What is expected ::
Please filter the entries and return only the lines that include "title".

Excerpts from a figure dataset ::
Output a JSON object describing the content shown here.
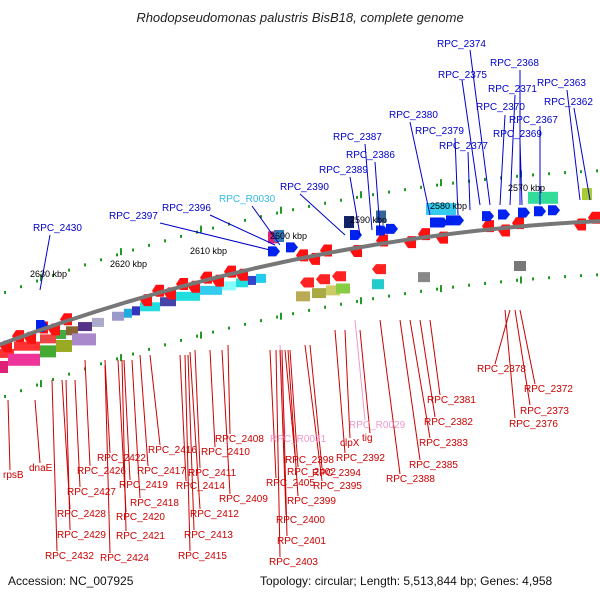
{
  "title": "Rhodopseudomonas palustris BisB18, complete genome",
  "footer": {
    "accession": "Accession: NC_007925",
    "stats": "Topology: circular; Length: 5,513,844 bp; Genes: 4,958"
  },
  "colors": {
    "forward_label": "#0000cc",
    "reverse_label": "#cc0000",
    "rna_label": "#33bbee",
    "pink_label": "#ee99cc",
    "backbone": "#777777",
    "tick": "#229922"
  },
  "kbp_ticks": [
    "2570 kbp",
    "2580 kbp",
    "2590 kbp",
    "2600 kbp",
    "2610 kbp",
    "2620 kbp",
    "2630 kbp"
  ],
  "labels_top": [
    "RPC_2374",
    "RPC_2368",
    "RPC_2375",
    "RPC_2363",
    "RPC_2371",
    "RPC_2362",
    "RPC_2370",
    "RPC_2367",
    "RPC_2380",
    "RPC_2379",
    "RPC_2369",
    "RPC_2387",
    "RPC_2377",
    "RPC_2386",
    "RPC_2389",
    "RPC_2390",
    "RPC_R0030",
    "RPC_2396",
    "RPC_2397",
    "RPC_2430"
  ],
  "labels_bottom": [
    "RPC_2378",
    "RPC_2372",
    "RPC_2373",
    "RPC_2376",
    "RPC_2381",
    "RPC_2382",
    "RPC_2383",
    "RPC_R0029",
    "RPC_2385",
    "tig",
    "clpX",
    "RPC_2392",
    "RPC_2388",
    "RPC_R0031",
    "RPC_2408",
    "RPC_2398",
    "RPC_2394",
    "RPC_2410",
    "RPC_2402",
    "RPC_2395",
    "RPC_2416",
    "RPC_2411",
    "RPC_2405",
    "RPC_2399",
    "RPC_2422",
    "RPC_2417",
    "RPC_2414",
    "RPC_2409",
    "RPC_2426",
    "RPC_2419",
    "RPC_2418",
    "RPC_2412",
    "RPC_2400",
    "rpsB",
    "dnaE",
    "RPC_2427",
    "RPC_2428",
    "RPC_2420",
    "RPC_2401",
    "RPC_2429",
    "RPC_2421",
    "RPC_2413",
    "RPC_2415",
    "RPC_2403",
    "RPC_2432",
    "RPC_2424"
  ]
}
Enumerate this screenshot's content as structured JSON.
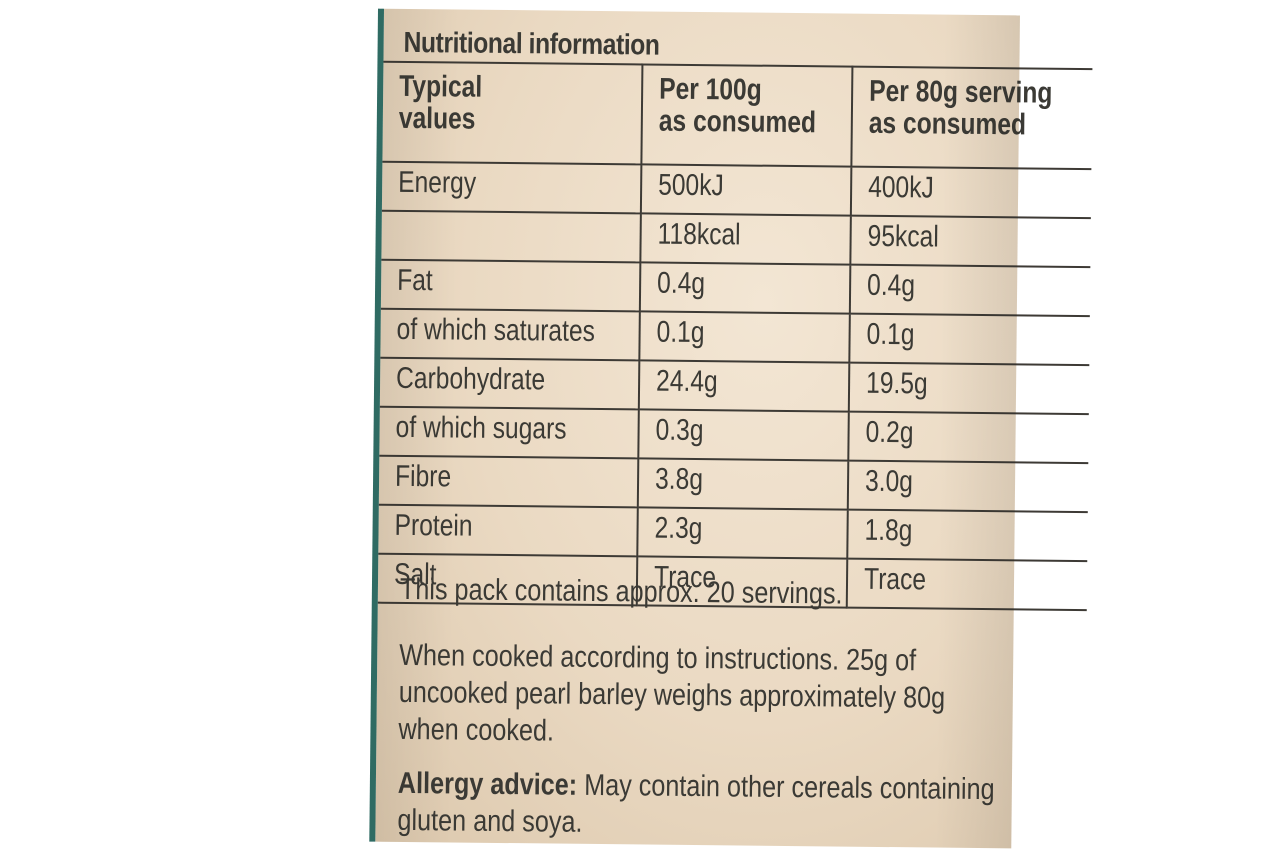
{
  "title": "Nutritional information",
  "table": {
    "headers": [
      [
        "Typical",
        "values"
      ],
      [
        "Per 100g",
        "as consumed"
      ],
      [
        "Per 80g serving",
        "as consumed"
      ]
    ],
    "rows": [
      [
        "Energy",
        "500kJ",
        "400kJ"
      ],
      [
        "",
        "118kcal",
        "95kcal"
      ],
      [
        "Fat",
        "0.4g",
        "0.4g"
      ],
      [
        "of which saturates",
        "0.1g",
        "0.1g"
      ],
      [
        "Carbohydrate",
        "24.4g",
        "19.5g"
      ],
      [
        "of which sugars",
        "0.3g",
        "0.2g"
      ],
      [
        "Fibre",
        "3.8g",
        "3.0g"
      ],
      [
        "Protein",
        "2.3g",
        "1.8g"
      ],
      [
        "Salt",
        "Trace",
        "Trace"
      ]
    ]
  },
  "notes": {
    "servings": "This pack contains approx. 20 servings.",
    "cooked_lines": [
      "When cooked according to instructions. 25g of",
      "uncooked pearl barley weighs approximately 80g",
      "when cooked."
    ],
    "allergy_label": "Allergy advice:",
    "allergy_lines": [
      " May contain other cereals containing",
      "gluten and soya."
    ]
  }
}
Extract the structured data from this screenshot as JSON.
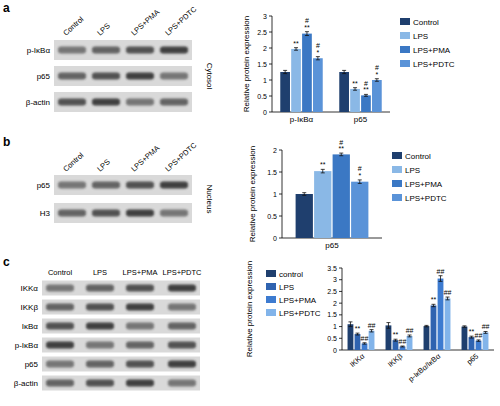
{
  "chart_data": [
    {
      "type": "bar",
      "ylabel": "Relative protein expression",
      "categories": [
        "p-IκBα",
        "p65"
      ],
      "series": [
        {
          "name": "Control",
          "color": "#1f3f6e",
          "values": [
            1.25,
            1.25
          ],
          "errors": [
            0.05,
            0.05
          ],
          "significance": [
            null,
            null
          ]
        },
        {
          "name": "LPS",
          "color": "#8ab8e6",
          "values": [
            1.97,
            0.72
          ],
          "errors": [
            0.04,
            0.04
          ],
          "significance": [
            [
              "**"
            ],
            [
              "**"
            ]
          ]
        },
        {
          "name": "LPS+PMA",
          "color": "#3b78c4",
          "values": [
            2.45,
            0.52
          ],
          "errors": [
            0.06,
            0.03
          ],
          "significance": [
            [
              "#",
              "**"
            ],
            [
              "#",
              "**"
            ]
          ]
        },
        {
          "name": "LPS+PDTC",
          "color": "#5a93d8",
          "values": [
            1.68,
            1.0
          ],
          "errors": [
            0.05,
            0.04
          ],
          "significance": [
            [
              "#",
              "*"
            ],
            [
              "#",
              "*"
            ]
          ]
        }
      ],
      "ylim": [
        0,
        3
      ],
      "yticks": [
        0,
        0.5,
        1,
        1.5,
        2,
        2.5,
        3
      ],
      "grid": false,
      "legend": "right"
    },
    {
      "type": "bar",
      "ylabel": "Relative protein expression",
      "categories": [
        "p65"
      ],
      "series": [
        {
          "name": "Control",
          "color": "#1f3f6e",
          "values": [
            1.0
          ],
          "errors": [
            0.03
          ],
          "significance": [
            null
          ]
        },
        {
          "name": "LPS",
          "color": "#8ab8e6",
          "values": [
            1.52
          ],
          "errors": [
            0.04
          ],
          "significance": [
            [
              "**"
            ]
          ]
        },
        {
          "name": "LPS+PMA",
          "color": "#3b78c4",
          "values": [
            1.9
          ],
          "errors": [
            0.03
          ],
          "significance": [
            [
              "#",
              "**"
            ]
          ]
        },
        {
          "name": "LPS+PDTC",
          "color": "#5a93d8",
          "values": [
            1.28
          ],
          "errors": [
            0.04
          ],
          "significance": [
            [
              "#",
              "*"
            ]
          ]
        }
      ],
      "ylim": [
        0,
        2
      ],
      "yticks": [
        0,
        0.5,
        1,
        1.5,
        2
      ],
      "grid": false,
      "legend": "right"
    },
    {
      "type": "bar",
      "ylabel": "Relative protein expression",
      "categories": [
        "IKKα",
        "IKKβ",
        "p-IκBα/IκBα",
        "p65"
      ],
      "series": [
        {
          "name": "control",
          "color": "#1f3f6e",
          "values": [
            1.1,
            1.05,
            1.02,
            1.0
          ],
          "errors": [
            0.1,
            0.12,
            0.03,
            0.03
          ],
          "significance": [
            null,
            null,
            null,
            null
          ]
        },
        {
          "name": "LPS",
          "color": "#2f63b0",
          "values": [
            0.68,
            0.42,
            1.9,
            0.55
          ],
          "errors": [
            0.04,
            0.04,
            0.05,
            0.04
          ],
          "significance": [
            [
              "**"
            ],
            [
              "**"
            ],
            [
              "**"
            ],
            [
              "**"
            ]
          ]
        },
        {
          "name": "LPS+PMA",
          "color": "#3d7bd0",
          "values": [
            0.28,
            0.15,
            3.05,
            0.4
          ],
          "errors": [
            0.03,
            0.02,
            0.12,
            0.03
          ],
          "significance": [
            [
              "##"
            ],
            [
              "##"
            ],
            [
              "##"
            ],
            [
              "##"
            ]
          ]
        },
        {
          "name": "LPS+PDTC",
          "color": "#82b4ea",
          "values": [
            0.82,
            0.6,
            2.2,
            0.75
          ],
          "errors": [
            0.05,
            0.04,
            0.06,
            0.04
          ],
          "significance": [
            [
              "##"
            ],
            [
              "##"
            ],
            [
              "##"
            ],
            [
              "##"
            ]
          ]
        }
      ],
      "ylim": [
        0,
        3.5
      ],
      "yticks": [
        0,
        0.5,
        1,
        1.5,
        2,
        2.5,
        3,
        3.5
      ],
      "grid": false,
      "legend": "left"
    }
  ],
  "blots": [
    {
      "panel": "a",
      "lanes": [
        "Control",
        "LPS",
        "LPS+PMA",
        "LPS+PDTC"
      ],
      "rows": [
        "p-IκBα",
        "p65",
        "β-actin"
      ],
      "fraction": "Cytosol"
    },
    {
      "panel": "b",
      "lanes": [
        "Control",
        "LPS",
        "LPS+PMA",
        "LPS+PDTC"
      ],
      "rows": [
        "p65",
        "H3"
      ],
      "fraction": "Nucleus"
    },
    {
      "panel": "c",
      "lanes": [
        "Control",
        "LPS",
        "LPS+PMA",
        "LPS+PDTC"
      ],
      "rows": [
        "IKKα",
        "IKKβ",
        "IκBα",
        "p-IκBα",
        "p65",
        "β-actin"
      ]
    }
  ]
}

Exercise answer ::
  "title": "Rhodopseudomonas palustris BisB18, complete genome",
  "title": "Nutritional information",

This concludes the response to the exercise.